======== EXERCISE INPUTS

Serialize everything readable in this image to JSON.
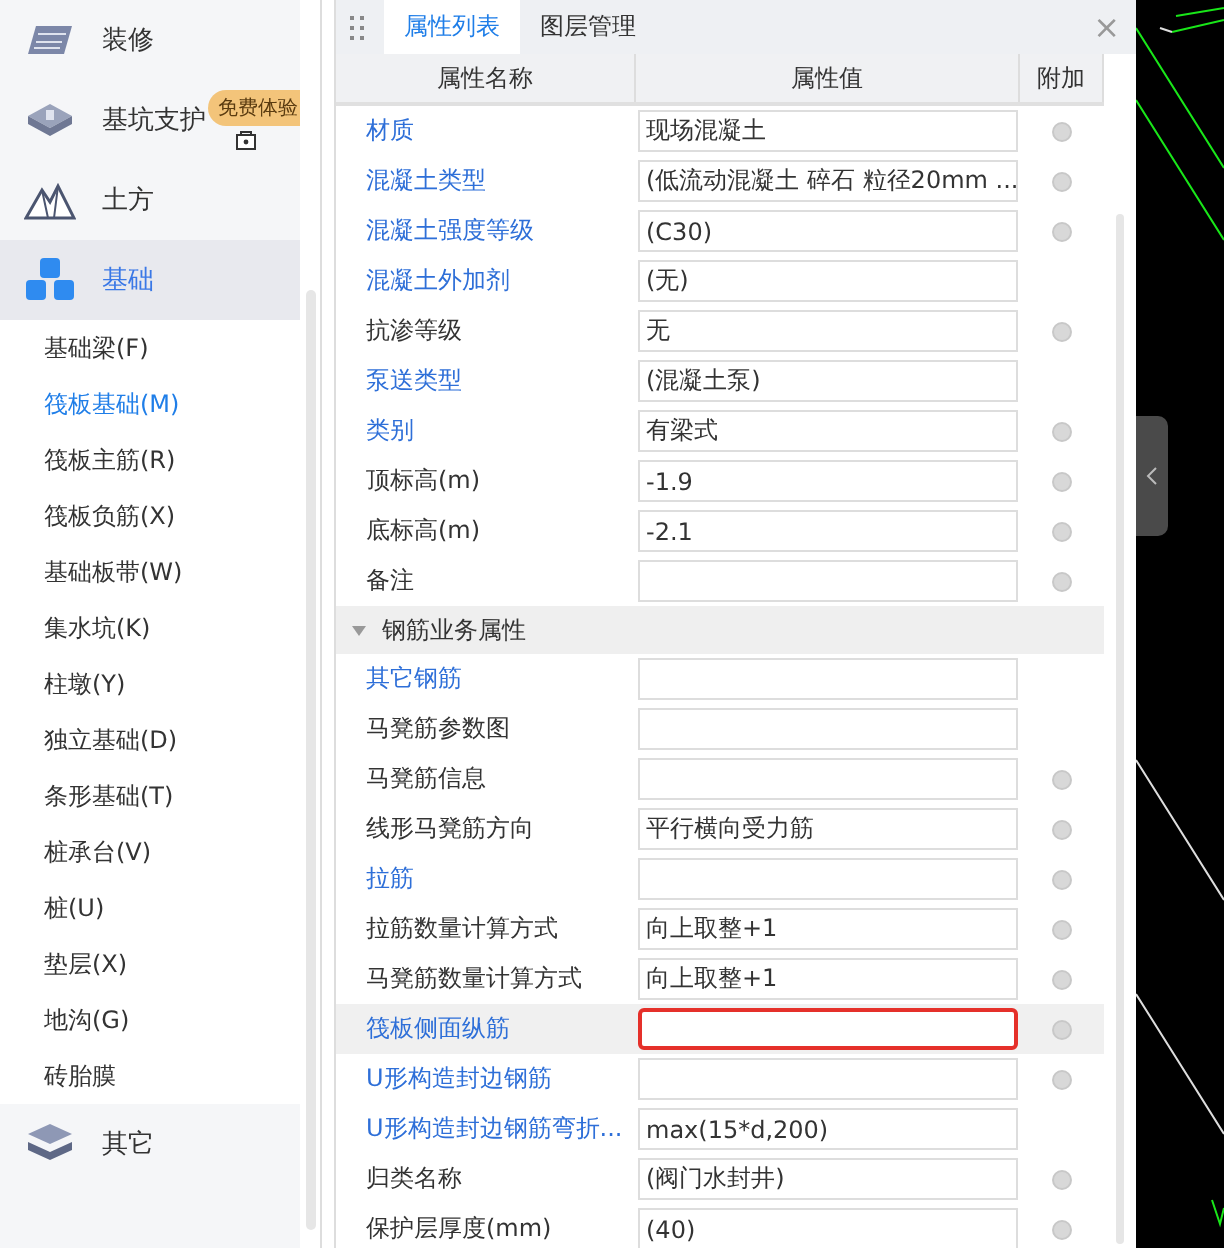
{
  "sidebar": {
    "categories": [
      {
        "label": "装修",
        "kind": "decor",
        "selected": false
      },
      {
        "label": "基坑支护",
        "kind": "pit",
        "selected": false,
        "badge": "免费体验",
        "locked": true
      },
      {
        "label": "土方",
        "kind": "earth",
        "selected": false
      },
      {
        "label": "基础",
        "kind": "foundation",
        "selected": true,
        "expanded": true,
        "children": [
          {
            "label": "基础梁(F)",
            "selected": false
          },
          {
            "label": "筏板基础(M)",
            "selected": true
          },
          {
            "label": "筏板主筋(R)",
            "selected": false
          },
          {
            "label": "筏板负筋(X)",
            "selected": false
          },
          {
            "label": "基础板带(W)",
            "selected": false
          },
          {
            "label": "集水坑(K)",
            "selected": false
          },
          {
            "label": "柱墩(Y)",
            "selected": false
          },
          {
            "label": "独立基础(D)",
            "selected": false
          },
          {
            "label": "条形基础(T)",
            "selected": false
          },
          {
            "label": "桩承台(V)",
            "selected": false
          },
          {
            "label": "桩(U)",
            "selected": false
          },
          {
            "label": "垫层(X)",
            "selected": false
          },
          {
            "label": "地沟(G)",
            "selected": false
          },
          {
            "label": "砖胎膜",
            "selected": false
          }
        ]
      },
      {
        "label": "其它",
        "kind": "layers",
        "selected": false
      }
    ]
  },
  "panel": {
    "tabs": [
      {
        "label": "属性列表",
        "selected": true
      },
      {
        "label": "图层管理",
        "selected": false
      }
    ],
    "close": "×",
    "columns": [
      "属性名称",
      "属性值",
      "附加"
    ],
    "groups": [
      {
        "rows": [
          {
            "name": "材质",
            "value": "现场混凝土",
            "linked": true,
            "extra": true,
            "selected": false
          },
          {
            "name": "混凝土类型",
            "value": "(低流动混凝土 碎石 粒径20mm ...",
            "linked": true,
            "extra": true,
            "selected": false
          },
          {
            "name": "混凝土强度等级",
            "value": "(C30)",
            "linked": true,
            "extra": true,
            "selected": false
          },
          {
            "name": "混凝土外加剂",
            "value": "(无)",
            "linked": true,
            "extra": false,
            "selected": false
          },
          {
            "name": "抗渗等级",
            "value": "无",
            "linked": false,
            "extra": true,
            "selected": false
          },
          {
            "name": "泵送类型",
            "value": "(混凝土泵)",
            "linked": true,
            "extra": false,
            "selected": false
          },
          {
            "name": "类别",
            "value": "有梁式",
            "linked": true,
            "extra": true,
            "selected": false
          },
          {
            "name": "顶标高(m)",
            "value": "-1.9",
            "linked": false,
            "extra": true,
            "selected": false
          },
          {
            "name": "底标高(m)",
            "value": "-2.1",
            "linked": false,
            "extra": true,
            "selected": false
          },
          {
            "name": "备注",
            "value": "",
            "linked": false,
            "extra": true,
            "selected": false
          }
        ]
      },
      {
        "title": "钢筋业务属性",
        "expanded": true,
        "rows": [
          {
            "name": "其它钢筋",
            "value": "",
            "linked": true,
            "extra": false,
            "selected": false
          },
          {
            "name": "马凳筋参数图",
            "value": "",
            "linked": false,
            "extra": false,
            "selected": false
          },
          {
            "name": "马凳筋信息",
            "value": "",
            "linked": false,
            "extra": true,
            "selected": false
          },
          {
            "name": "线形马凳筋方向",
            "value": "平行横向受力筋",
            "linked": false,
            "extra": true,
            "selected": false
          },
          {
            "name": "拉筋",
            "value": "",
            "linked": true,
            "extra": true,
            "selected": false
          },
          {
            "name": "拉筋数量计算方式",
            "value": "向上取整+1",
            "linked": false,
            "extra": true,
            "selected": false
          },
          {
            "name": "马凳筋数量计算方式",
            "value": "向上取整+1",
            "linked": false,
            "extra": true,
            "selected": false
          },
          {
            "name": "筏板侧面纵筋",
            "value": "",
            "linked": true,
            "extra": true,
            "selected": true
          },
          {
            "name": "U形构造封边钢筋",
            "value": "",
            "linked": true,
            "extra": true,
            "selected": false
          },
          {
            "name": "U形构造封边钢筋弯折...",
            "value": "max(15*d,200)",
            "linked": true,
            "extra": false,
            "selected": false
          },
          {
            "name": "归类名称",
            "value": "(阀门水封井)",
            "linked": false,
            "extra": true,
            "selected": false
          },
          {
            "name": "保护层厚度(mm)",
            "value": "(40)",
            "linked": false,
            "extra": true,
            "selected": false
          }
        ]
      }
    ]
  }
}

================
======== EXERCISE INPUTS

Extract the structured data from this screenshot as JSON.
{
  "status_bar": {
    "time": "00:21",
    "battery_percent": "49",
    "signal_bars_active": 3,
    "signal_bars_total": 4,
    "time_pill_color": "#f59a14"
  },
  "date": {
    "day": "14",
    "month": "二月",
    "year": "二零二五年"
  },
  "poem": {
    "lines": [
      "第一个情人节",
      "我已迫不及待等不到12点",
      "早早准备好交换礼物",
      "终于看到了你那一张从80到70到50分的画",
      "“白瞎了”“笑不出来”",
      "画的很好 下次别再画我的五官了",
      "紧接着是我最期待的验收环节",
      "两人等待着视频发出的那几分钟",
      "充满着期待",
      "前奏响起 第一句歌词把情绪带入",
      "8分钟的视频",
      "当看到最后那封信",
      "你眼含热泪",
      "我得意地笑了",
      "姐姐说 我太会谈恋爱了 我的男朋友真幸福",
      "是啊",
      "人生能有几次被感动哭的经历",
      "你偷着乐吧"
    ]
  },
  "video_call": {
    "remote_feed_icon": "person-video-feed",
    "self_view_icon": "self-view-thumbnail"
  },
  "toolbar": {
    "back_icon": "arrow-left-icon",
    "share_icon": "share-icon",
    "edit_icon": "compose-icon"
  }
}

================
======== EXERCISE INPUTS

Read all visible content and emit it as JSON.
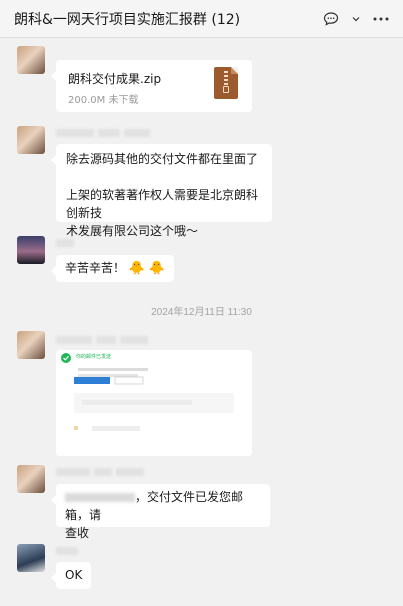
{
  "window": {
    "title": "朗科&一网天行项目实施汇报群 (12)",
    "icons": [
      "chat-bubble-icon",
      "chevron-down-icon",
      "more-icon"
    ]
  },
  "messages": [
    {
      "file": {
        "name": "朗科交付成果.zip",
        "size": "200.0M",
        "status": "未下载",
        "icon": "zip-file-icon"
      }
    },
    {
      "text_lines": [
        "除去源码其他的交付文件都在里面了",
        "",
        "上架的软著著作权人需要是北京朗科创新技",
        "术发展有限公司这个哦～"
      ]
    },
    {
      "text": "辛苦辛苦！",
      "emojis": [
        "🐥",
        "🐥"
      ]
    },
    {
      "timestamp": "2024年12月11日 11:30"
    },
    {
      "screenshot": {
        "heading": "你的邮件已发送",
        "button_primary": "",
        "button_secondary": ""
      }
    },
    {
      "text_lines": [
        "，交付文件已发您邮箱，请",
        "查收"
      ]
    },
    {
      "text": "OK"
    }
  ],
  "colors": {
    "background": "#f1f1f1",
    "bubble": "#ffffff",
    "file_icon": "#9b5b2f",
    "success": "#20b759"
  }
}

================

__DIRECTIONS__: Determine the number of lines in the listing that contain the string "kind". Write that number and nothing else.

__REPLY__: 5